(Dataset excerpts)
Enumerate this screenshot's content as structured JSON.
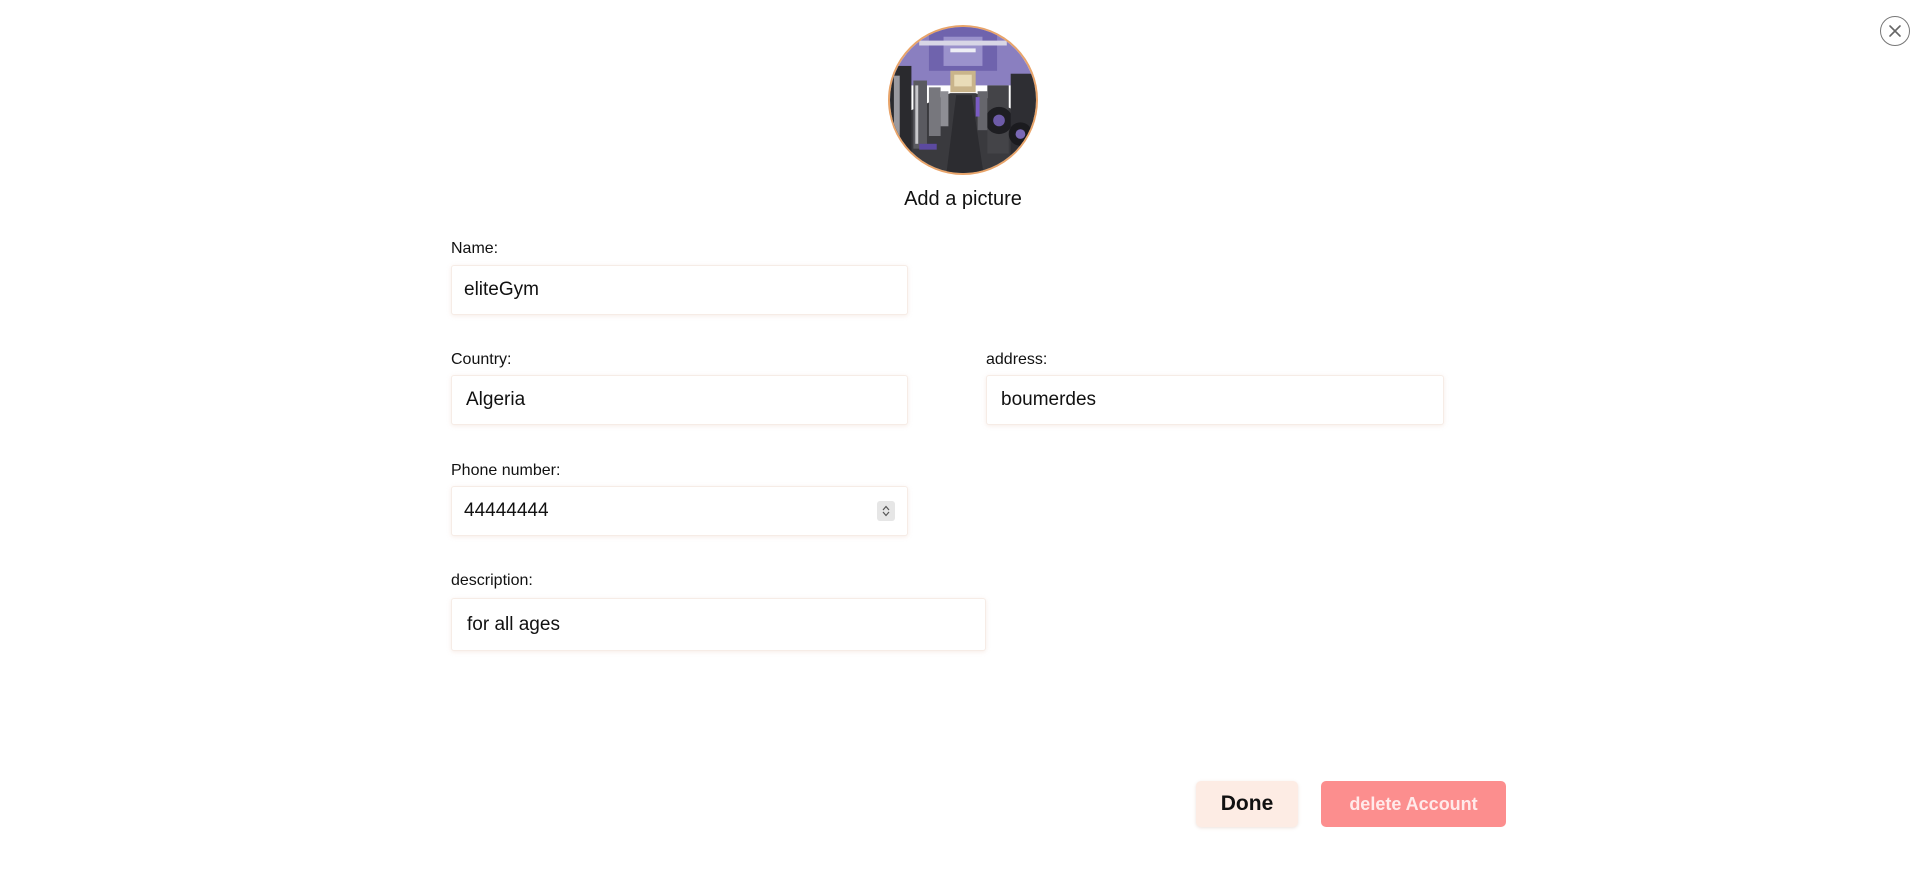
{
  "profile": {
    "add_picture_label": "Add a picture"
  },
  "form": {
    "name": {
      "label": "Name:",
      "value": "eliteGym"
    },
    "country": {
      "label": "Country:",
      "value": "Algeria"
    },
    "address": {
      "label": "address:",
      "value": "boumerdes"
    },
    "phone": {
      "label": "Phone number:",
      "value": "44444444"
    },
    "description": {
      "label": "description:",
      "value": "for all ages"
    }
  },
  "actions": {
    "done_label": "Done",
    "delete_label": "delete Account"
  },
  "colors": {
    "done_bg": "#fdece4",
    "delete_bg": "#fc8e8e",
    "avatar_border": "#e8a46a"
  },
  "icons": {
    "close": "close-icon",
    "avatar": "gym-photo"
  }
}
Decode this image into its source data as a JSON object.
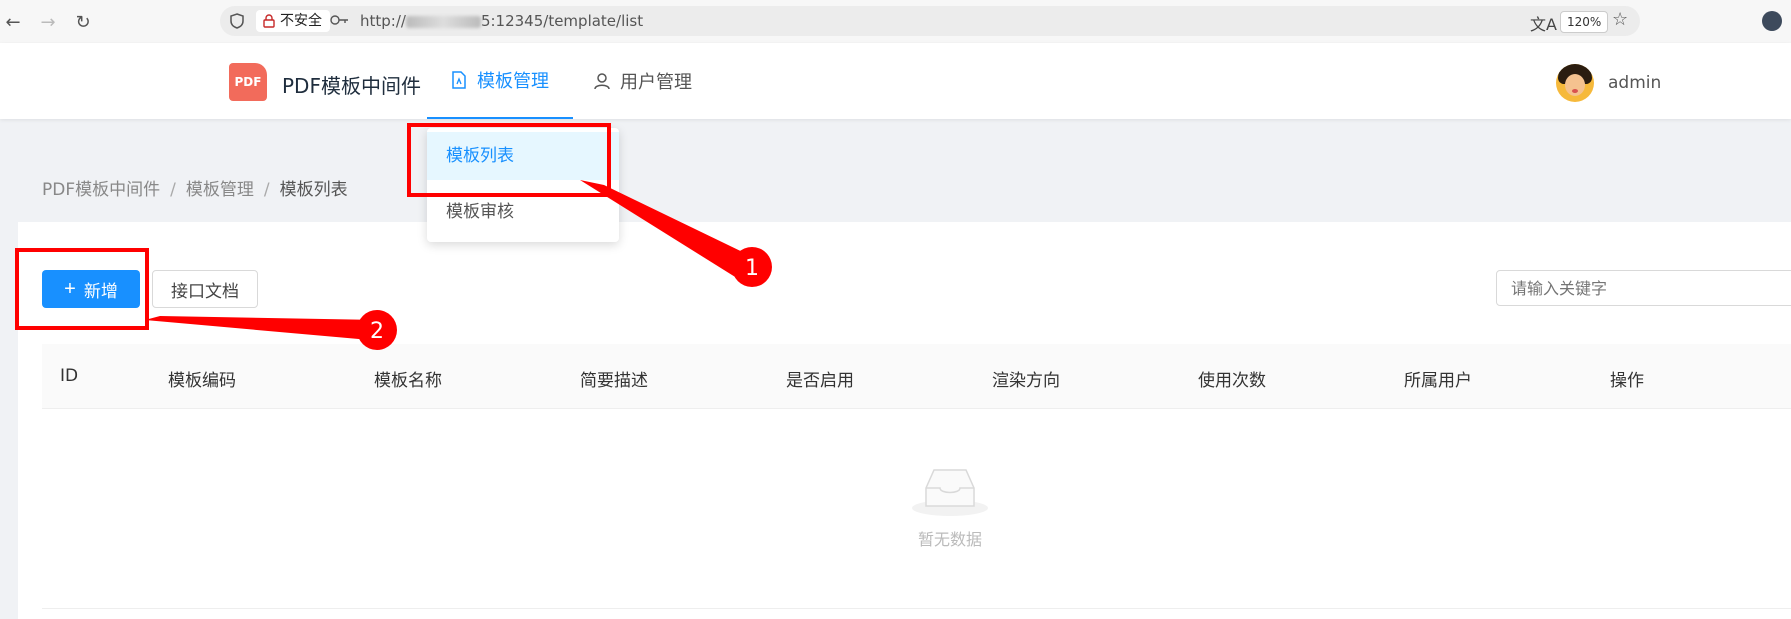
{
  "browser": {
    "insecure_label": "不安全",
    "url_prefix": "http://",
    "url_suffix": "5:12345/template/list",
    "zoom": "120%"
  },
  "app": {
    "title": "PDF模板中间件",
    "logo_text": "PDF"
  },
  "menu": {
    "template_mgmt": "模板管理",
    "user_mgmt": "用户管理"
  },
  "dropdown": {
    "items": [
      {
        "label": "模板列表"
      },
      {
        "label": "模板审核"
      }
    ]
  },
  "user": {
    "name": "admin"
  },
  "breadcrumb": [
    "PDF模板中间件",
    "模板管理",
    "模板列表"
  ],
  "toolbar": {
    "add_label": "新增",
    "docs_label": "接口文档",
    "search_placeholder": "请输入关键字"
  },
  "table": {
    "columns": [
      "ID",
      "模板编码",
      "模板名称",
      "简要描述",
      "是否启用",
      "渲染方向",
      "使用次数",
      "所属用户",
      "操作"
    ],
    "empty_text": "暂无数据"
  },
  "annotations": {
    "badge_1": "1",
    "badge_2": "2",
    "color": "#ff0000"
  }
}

* * *

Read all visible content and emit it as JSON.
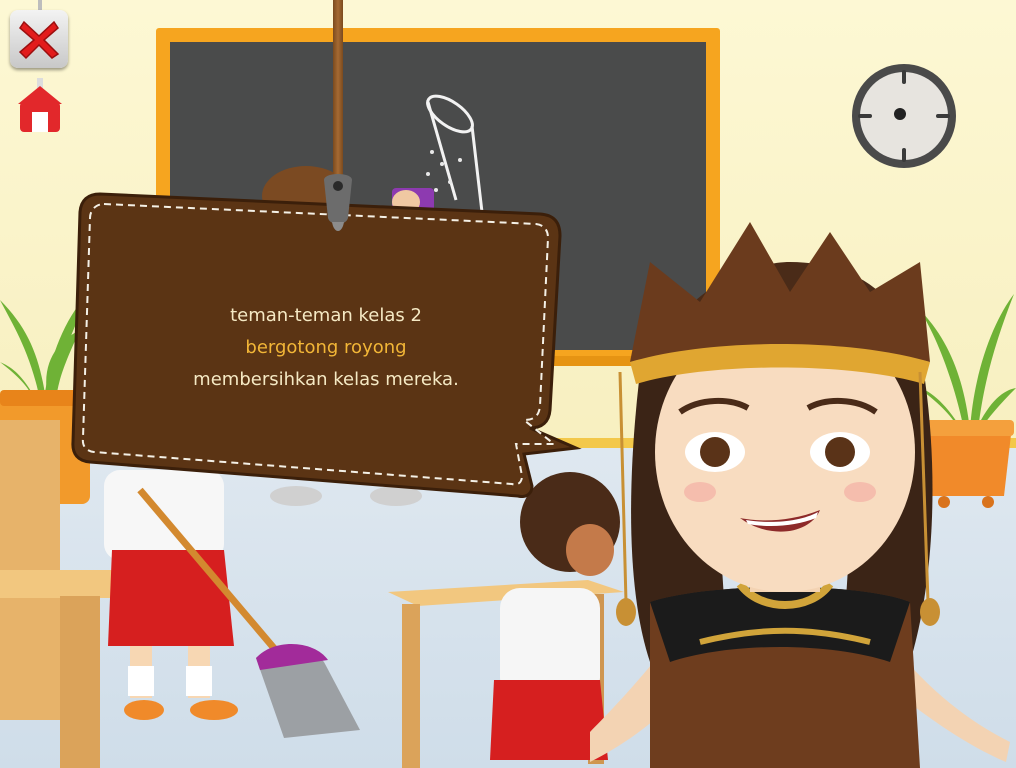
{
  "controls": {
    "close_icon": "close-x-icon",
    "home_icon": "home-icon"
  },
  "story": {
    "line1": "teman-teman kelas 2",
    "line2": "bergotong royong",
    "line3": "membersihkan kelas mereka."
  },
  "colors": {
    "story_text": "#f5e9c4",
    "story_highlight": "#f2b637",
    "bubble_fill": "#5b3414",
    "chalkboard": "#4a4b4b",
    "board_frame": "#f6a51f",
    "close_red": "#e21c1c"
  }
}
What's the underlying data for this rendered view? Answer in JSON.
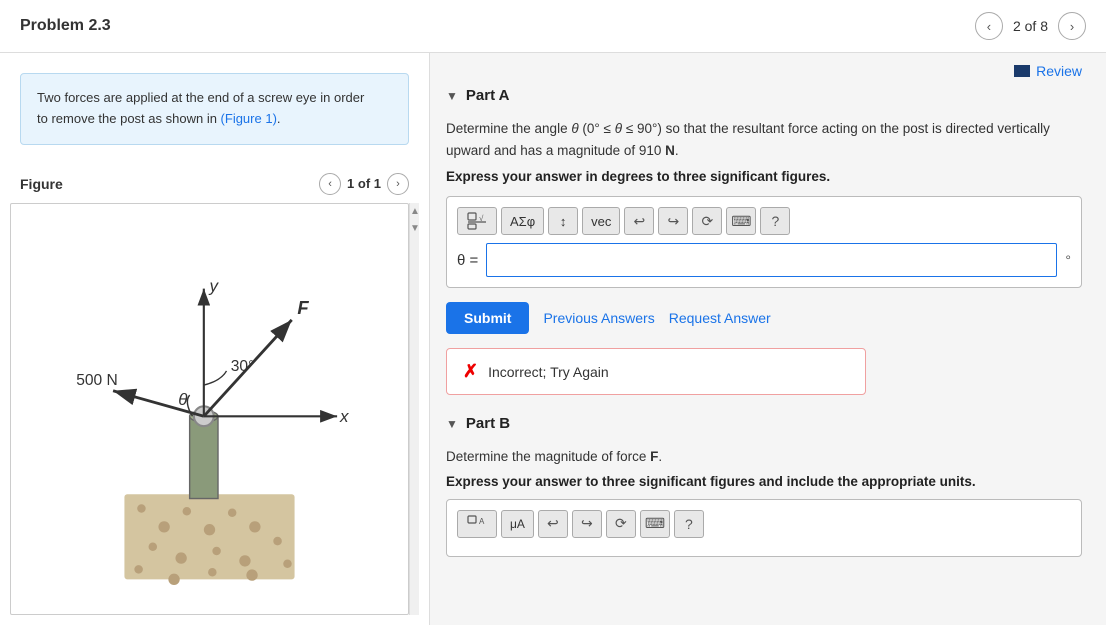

---

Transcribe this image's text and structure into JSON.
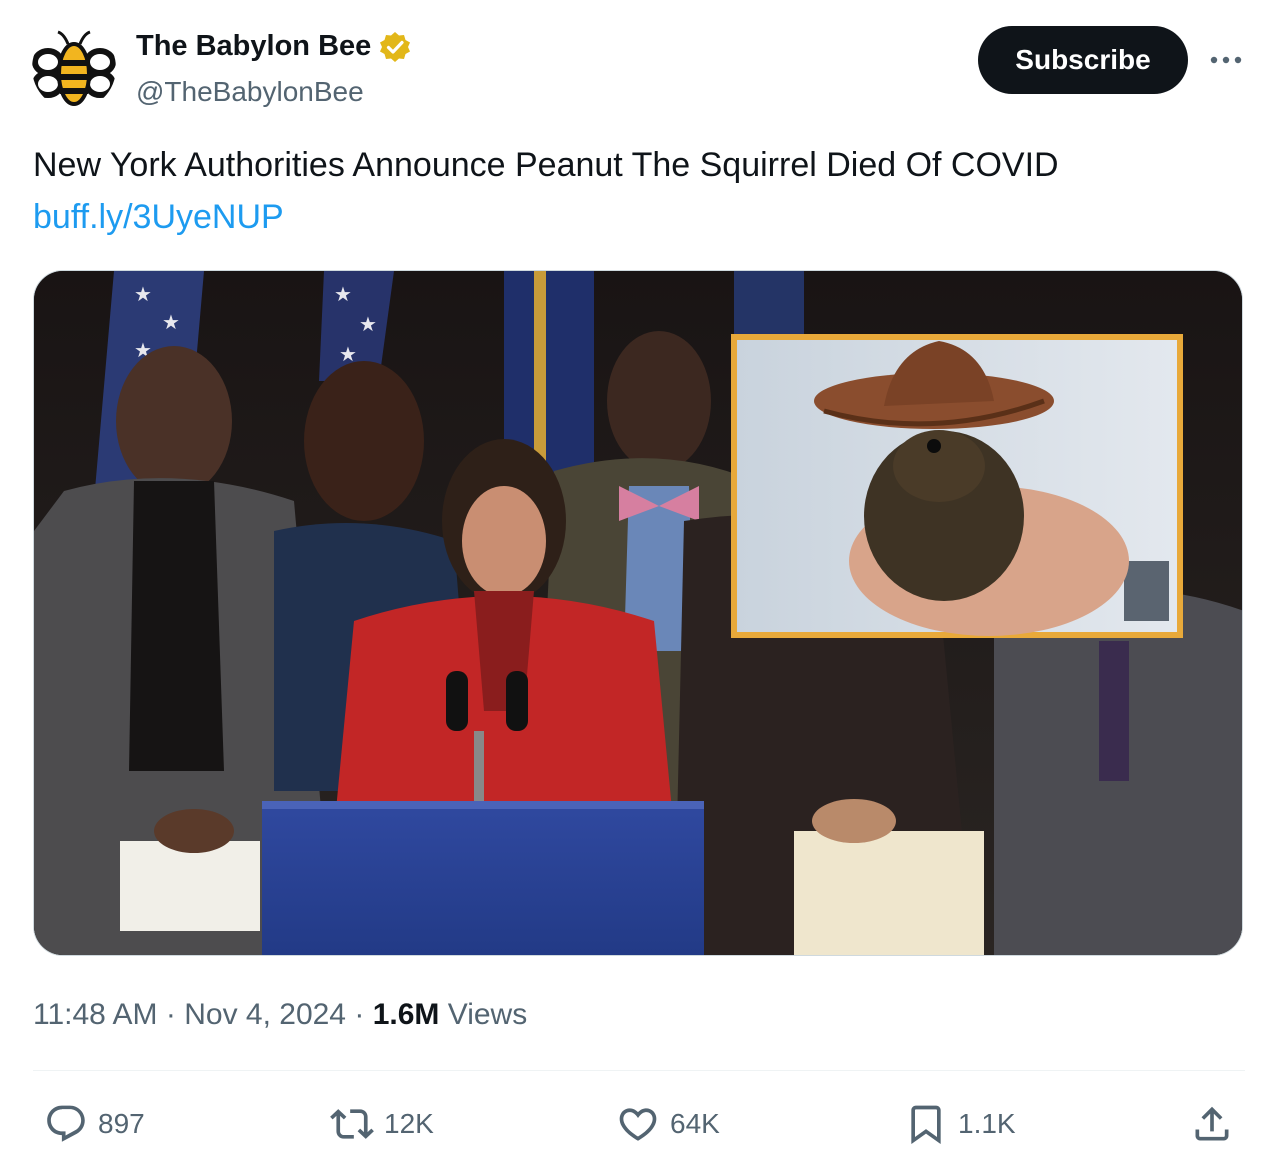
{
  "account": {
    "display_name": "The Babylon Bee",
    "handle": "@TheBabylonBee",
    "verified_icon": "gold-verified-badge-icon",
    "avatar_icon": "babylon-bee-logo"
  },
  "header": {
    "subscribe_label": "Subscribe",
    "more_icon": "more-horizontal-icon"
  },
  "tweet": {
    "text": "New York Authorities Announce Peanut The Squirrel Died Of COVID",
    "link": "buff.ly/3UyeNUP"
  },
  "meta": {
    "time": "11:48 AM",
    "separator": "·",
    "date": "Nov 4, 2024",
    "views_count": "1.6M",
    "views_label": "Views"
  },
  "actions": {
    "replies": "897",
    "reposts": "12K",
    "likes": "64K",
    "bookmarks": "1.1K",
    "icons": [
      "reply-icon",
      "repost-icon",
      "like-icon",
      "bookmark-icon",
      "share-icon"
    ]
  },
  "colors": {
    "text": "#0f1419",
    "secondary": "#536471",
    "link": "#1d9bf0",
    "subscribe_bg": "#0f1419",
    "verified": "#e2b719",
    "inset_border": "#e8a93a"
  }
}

(TASK DIRECTIONS)
Leave the pictures out and print, exactly as written, every line from the one holding "Read all visible content and emit it as JSON." down to the one holding "What's the underlying", both of those included.

(ANSWER TO THIS TASK)
Read all visible content and emit it as JSON.
{
  "controls": {
    "close_icon": "close-x-icon",
    "home_icon": "home-icon"
  },
  "story": {
    "line1": "teman-teman kelas 2",
    "line2": "bergotong royong",
    "line3": "membersihkan kelas mereka."
  },
  "colors": {
    "story_text": "#f5e9c4",
    "story_highlight": "#f2b637",
    "bubble_fill": "#5b3414",
    "chalkboard": "#4a4b4b",
    "board_frame": "#f6a51f",
    "close_red": "#e21c1c"
  }
}
What's the underlying data for this rendered view? Answer in JSON.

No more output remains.